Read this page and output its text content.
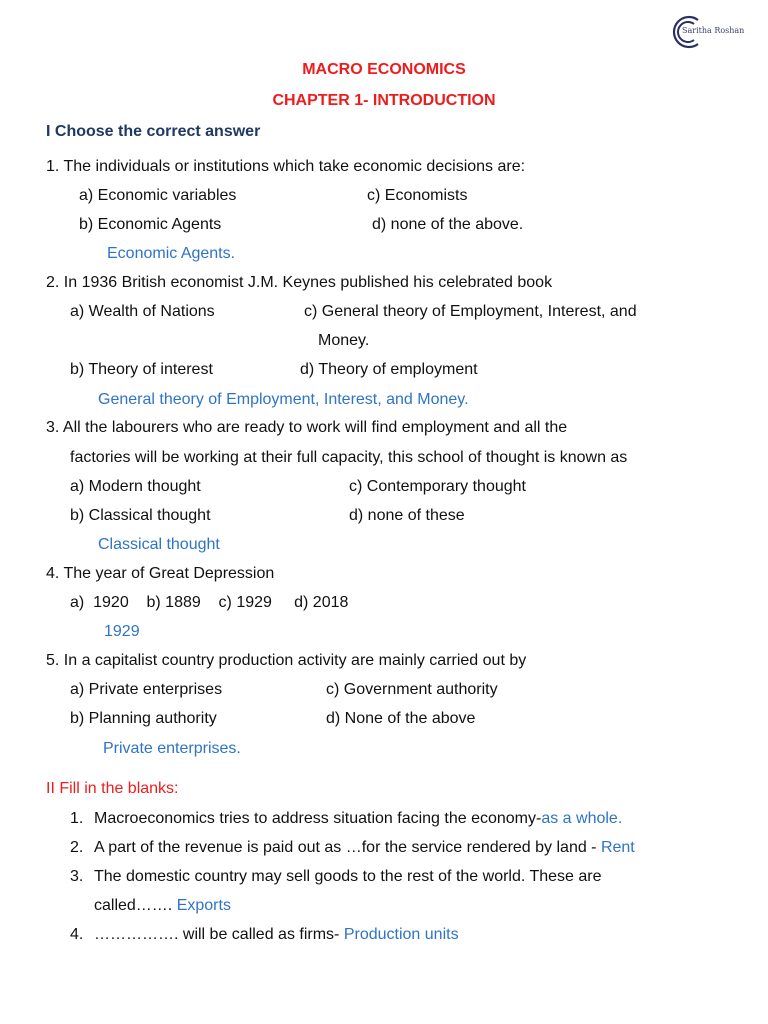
Saritha Roshan
MACRO ECONOMICS
CHAPTER 1- INTRODUCTION
I Choose the correct answer
1. The individuals or institutions which take economic decisions are:
a) Economic variables	c) Economists
b) Economic Agents	d) none of the above.
Economic Agents.
2. In 1936 British economist J.M. Keynes published his celebrated book
a) Wealth of Nations	c) General theory of Employment, Interest, and
Money.
b) Theory of interest	d) Theory of employment
General theory of Employment, Interest, and Money.
3. All the labourers who are ready to work will find employment and all the
factories will be working at their full capacity, this school of thought is known as
a) Modern thought	c) Contemporary thought
b) Classical thought	d) none of these
Classical thought
4. The year of Great Depression
a)  1920    b) 1889    c) 1929     d) 2018
1929
5. In a capitalist country production activity are mainly carried out by
a) Private enterprises	c) Government authority
b) Planning authority	d) None of the above
Private enterprises.
II Fill in the blanks:
1. Macroeconomics tries to address situation facing the economy-as a whole.
2. A part of the revenue is paid out as …for the service rendered by land - Rent
3. The domestic country may sell goods to the rest of the world. These are
called……. Exports
4. ……………. will be called as firms- Production units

Written task: Pick out and copy every line that contains the word "enterprises".

Exercise response:
a) Private enterprises	c) Government authority
Private enterprises.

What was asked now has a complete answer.